§ WRITTEN TASK
In the listing that follows, count each line containing the string "hint" and report only the count.

[Dataset items]
=-=-=
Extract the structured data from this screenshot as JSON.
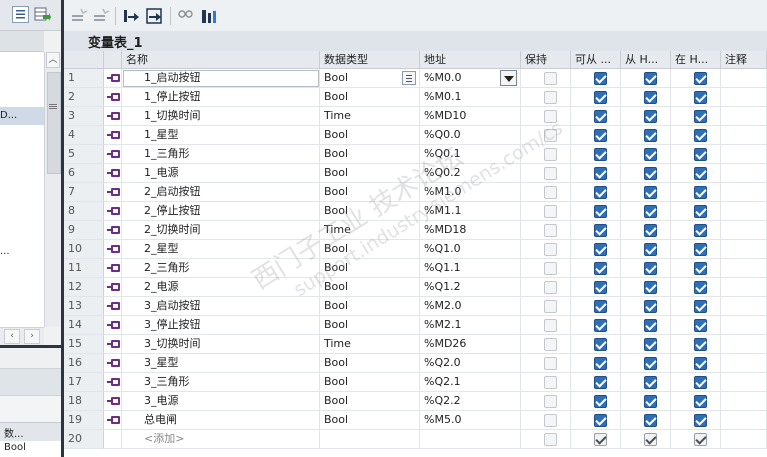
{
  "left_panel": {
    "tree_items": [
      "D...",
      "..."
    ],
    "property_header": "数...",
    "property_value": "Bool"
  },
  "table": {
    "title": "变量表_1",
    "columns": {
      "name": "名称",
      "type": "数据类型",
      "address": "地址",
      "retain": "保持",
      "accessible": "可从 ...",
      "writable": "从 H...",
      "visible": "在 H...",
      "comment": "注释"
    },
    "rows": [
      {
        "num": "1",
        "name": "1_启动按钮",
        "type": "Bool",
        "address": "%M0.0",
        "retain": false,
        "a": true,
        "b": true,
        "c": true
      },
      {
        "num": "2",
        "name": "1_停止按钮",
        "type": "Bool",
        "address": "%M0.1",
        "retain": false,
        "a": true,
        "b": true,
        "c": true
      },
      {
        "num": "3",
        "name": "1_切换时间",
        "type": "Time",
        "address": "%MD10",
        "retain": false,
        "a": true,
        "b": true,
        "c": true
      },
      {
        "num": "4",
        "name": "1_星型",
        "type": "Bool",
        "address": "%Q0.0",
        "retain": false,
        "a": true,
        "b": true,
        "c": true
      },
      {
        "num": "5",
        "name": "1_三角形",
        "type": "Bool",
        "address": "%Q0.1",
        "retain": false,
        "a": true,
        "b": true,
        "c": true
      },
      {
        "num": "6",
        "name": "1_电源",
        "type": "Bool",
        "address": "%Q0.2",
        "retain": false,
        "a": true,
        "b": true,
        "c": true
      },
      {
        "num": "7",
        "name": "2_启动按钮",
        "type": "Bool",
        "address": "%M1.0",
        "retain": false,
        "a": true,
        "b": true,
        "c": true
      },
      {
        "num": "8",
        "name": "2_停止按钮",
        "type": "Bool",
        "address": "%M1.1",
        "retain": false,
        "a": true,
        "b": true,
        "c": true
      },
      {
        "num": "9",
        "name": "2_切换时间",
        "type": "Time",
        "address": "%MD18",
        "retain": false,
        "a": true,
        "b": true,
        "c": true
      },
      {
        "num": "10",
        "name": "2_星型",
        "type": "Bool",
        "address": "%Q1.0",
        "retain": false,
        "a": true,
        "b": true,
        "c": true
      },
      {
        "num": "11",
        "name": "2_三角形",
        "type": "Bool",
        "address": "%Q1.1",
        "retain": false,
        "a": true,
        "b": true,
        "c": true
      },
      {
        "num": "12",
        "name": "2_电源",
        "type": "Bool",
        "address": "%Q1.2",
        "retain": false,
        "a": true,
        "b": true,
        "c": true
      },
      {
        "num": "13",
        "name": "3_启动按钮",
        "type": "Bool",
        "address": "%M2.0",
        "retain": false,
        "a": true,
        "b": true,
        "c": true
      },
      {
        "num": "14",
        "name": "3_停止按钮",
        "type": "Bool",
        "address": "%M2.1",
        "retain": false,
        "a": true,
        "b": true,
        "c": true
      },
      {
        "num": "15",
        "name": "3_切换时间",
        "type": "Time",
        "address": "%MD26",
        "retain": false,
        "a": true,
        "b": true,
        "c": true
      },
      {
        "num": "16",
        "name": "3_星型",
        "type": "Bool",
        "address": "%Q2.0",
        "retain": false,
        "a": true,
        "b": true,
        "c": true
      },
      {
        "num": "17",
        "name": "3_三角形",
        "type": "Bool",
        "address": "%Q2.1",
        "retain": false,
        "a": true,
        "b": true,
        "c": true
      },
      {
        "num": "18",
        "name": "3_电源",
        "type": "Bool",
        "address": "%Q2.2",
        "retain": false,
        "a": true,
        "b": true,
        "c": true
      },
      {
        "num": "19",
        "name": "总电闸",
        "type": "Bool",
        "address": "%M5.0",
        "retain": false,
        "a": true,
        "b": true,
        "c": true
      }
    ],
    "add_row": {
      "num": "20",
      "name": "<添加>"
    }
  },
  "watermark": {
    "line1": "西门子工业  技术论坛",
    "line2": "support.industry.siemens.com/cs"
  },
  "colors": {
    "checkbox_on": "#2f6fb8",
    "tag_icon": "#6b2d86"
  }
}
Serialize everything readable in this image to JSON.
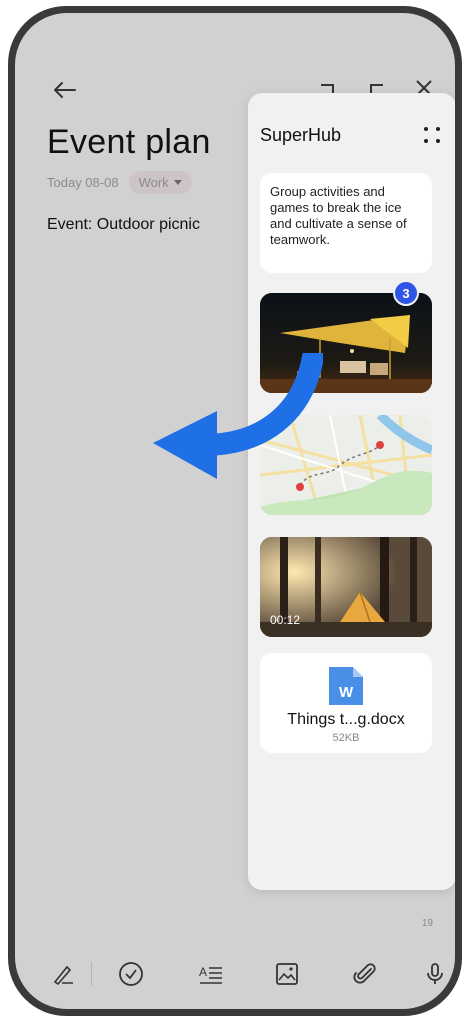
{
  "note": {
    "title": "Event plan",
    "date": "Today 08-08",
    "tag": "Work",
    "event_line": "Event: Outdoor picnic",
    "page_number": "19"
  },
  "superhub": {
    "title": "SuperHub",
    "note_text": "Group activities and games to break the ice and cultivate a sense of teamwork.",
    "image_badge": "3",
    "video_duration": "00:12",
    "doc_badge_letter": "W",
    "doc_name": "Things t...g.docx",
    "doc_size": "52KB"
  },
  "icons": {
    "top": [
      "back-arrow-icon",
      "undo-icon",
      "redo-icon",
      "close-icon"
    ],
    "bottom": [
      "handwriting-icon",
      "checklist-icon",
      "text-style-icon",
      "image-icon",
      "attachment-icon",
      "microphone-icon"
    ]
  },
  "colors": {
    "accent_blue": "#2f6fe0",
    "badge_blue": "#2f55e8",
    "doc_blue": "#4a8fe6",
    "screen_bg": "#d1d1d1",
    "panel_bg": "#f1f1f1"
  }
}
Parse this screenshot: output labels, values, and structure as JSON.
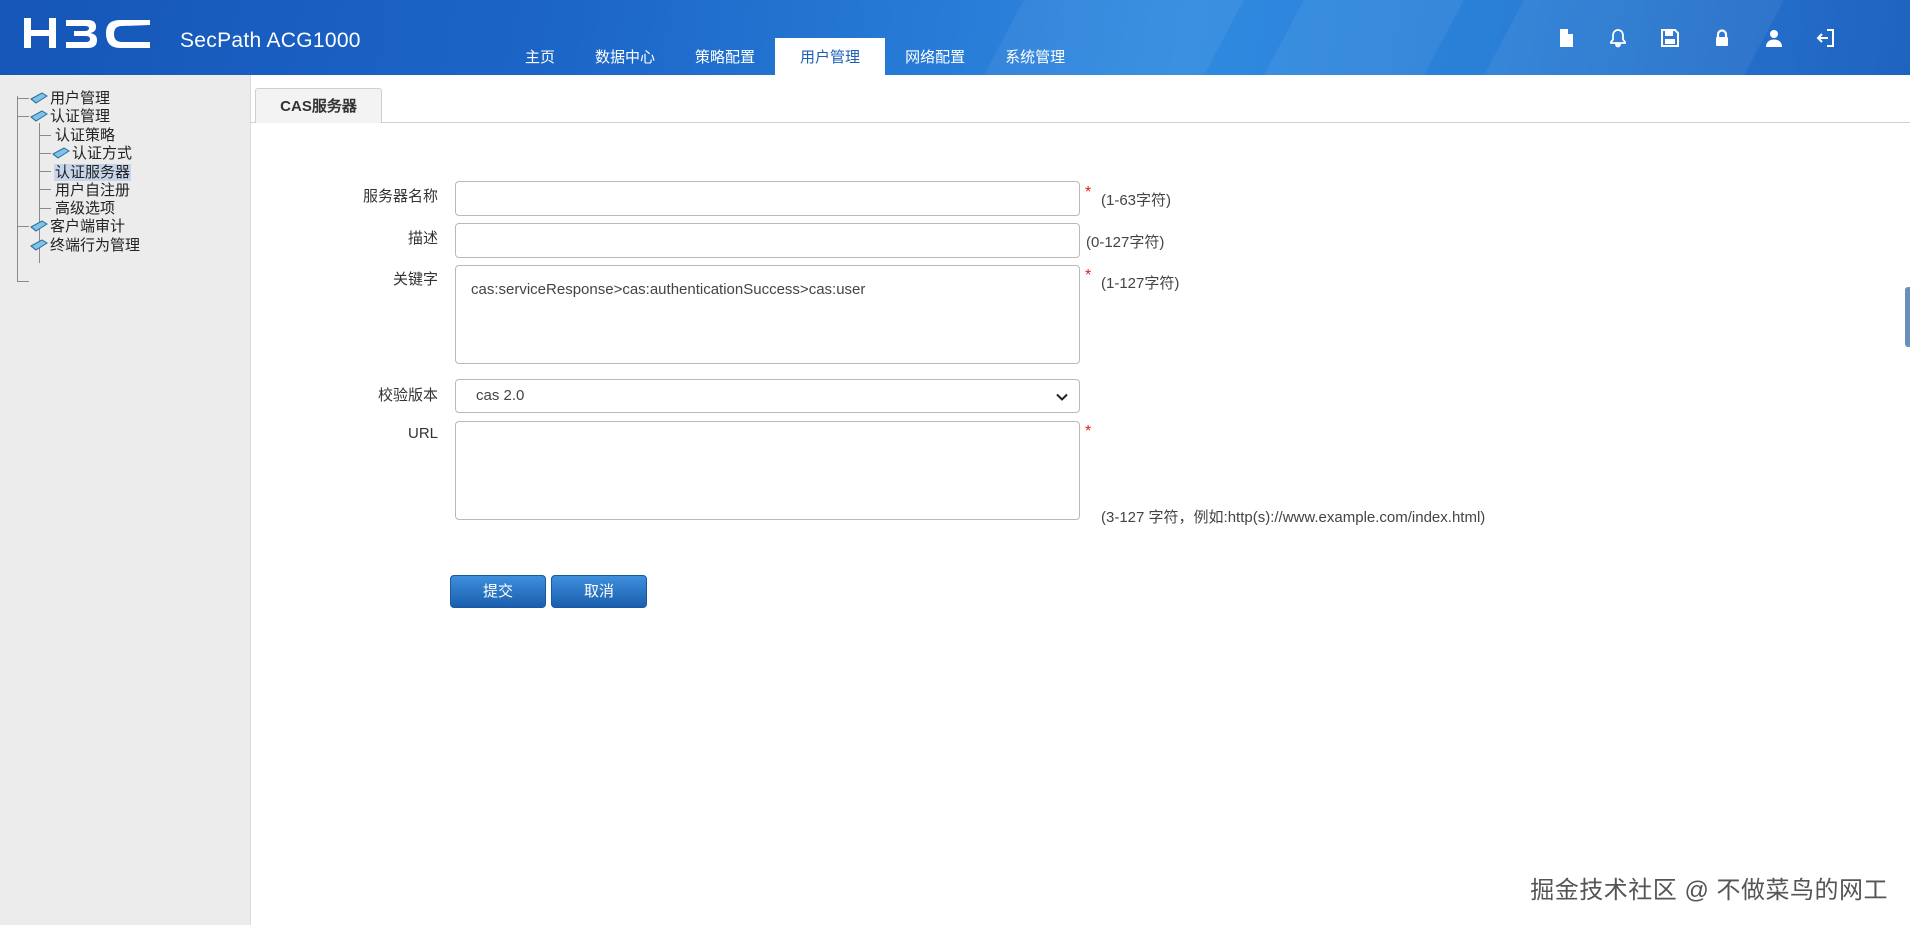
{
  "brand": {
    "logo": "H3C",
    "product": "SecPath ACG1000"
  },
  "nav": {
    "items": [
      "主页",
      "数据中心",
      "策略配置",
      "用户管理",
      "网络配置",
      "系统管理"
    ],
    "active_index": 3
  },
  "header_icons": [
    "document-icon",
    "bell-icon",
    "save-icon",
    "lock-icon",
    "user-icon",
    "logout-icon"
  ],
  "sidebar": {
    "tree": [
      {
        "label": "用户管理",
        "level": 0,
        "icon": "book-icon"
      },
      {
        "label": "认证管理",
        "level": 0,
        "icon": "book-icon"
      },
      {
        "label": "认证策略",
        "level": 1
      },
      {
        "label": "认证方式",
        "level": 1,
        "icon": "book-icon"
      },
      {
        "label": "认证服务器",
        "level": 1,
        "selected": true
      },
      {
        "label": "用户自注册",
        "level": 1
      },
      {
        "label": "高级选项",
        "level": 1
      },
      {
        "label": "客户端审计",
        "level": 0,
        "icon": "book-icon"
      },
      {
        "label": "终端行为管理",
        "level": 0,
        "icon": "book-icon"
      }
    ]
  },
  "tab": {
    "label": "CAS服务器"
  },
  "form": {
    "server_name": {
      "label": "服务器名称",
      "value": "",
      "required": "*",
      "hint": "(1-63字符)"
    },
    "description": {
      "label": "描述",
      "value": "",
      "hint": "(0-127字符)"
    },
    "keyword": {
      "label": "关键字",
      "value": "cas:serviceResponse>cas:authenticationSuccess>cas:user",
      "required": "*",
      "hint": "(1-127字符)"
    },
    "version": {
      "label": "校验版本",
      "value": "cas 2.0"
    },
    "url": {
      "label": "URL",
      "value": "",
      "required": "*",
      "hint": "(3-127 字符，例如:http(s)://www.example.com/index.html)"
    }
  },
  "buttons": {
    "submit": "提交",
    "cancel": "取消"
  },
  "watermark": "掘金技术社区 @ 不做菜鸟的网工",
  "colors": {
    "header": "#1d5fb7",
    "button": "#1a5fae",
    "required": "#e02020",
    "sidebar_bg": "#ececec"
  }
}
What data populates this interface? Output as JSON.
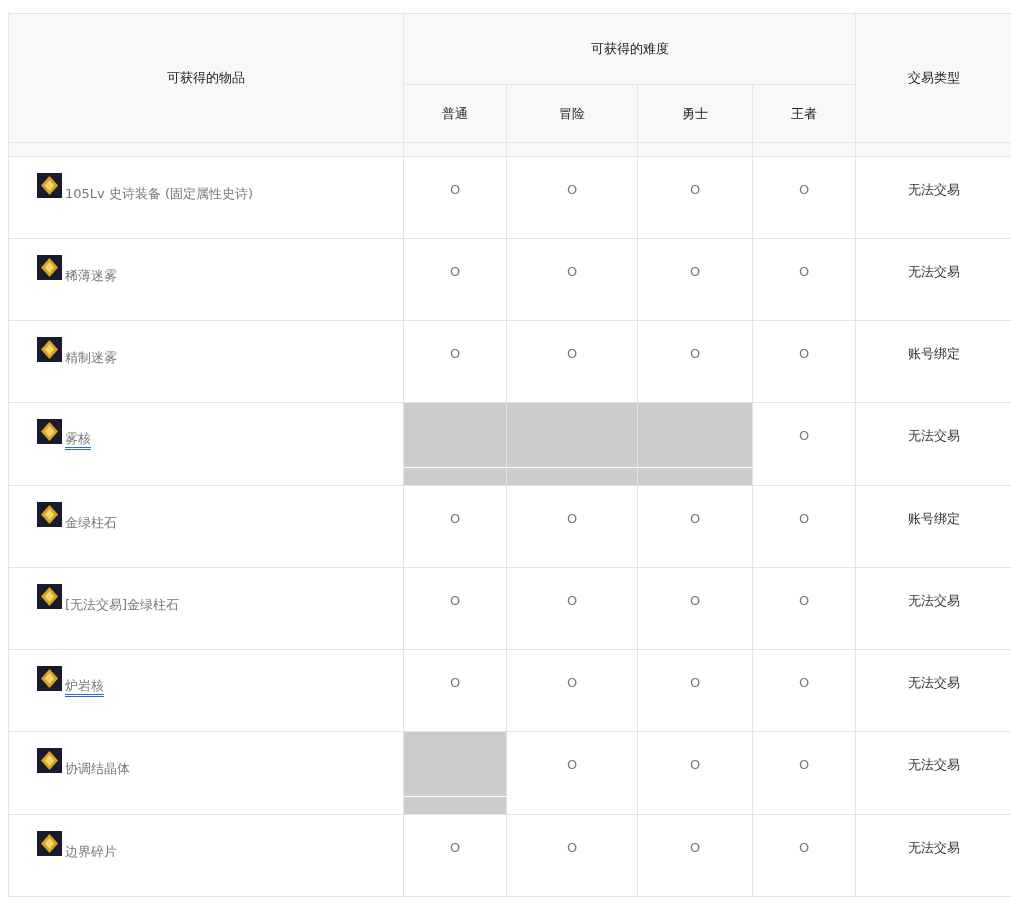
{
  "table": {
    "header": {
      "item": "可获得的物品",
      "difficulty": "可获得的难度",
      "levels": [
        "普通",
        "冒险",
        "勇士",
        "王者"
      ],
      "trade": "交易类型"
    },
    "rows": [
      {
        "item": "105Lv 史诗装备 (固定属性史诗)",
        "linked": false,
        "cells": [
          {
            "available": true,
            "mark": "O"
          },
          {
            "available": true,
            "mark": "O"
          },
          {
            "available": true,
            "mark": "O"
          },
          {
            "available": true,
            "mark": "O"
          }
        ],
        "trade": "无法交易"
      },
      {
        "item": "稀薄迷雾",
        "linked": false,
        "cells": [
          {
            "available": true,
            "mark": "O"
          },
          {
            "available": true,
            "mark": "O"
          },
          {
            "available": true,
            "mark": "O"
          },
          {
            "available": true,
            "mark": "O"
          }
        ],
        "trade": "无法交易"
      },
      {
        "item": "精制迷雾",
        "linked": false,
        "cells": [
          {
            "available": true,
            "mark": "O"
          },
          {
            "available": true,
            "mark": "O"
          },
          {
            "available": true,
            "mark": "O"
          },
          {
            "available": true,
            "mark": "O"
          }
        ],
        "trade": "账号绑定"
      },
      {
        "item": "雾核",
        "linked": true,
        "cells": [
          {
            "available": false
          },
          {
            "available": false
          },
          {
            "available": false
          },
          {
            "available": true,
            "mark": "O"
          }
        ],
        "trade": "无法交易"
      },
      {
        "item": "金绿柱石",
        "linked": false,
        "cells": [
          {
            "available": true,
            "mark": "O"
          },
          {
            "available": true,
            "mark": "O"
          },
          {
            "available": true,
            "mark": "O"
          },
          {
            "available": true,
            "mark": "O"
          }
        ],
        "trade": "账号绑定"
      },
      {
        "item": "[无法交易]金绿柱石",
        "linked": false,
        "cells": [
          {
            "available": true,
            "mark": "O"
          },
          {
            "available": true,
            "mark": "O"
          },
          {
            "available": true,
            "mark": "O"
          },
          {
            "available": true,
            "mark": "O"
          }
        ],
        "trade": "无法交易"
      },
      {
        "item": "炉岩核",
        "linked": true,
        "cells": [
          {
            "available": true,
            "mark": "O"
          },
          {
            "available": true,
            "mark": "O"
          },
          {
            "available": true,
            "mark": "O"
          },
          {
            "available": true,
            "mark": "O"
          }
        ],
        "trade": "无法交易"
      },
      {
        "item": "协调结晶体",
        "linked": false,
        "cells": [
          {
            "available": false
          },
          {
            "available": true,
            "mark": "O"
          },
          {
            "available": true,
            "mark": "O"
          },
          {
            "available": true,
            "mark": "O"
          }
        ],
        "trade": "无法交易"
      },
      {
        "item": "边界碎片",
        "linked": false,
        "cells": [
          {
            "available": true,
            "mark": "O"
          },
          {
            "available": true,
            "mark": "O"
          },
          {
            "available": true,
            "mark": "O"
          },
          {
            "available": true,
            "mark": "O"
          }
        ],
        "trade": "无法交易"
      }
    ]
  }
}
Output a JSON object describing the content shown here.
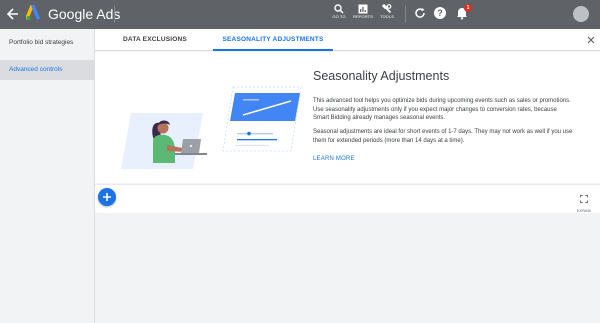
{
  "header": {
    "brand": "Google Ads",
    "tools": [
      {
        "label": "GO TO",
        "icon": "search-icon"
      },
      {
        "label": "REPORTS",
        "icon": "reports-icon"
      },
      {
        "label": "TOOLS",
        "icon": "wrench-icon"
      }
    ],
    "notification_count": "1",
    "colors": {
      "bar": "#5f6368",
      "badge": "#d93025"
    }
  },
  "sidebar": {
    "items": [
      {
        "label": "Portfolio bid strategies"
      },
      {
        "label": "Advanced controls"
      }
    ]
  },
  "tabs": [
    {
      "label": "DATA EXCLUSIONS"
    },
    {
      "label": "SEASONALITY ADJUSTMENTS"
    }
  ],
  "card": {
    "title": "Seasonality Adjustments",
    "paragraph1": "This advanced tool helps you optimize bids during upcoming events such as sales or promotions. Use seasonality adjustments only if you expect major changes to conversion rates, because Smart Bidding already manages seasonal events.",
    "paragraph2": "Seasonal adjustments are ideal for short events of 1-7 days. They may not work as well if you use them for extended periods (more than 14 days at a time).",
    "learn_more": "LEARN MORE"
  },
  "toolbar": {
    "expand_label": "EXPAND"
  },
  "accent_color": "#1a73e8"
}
=-=-=
§ PROBLEM SOLUTION
4